Problem description —
Transcribe all of the records precisely as they are presented.

··· Record extracts

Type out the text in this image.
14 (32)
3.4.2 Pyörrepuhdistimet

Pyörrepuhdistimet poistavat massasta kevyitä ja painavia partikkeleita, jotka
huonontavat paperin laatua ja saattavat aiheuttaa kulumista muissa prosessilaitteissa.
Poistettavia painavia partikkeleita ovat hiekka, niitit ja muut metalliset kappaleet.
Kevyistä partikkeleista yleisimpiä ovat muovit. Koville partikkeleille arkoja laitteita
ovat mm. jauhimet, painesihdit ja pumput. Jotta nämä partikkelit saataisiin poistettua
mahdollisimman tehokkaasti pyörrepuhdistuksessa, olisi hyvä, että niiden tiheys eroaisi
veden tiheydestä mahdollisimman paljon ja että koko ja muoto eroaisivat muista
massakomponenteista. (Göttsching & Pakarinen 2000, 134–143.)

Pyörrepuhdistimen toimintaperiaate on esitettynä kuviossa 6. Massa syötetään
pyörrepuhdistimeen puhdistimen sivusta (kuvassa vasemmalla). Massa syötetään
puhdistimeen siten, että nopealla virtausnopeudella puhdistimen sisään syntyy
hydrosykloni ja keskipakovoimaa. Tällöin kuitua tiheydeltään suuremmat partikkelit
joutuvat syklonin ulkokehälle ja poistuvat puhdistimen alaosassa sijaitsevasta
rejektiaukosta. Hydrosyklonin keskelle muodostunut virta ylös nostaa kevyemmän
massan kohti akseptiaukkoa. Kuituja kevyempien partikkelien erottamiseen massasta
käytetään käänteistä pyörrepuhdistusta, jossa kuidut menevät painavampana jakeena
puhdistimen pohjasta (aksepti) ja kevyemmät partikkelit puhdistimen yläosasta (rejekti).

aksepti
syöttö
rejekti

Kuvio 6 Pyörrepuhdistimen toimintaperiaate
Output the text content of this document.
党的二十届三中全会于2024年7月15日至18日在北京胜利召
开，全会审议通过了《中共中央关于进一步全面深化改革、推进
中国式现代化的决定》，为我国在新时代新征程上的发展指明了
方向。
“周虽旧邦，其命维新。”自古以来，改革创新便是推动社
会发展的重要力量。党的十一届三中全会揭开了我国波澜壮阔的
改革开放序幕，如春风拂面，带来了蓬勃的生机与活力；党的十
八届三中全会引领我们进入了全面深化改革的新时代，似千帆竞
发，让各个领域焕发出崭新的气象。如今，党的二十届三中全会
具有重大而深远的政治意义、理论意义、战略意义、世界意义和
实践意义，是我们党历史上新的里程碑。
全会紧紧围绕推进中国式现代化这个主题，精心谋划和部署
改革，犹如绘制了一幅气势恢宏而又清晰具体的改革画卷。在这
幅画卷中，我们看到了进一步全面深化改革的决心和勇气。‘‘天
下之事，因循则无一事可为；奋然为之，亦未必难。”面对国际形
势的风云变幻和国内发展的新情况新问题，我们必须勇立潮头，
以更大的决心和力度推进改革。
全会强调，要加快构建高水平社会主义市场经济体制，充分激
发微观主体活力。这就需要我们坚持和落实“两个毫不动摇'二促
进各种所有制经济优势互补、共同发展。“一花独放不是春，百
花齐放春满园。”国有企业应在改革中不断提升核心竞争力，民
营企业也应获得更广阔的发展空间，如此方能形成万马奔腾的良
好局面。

······

Reply —
Type out the text in this image.
14 (32)
3.4.2 Pyörrepuhdistimet

Pyörrepuhdistimet poistavat massasta kevyitä ja painavia partikkeleita, jotka
huonontavat paperin laatua ja saattavat aiheuttaa kulumista muissa prosessilaitteissa.
Poistettavia painavia partikkeleita ovat hiekka, niitit ja muut metalliset kappaleet.
Kevyistä partikkeleista yleisimpiä ovat muovit. Koville partikkeleille arkoja laitteita
ovat mm. jauhimet, painesihdit ja pumput. Jotta nämä partikkelit saataisiin poistettua
mahdollisimman tehokkaasti pyörrepuhdistuksessa, olisi hyvä, että niiden tiheys eroaisi
veden tiheydestä mahdollisimman paljon ja että koko ja muoto eroaisivat muista
massakomponenteista. (Göttsching & Pakarinen 2000, 134–143.)

Pyörrepuhdistimen toimintaperiaate on esitettynä kuviossa 6. Massa syötetään
pyörrepuhdistimeen puhdistimen sivusta (kuvassa vasemmalla). Massa syötetään
puhdistimeen siten, että nopealla virtausnopeudella puhdistimen sisään syntyy
hydrosykloni ja keskipakovoimaa. Tällöin kuitua tiheydeltään suuremmat partikkelit
joutuvat syklonin ulkokehälle ja poistuvat puhdistimen alaosassa sijaitsevasta
rejektiaukosta. Hydrosyklonin keskelle muodostunut virta ylös nostaa kevyemmän
massan kohti akseptiaukkoa. Kuituja kevyempien partikkelien erottamiseen massasta
käytetään käänteistä pyörrepuhdistusta, jossa kuidut menevät painavampana jakeena
puhdistimen pohjasta (aksepti) ja kevyemmät partikkelit puhdistimen yläosasta (rejekti).

aksepti
syöttö
rejekti

Kuvio 6 Pyörrepuhdistimen toimintaperiaate
Output the text content of this document.
党的二十届三中全会于2024年7月15日至18日在北京胜利召
开，全会审议通过了《中共中央关于进一步全面深化改革、推进
中国式现代化的决定》，为我国在新时代新征程上的发展指明了
方向。
“周虽旧邦，其命维新。”自古以来，改革创新便是推动社
会发展的重要力量。党的十一届三中全会揭开了我国波澜壮阔的
改革开放序幕，如春风拂面，带来了蓬勃的生机与活力；党的十
八届三中全会引领我们进入了全面深化改革的新时代，似千帆竞
发，让各个领域焕发出崭新的气象。如今，党的二十届三中全会
具有重大而深远的政治意义、理论意义、战略意义、世界意义和
实践意义，是我们党历史上新的里程碑。
全会紧紧围绕推进中国式现代化这个主题，精心谋划和部署
改革，犹如绘制了一幅气势恢宏而又清晰具体的改革画卷。在这
幅画卷中，我们看到了进一步全面深化改革的决心和勇气。‘‘天
下之事，因循则无一事可为；奋然为之，亦未必难。”面对国际形
势的风云变幻和国内发展的新情况新问题，我们必须勇立潮头，
以更大的决心和力度推进改革。
全会强调，要加快构建高水平社会主义市场经济体制，充分激
发微观主体活力。这就需要我们坚持和落实“两个毫不动摇'二促
进各种所有制经济优势互补、共同发展。“一花独放不是春，百
花齐放春满园。”国有企业应在改革中不断提升核心竞争力，民
营企业也应获得更广阔的发展空间，如此方能形成万马奔腾的良
好局面。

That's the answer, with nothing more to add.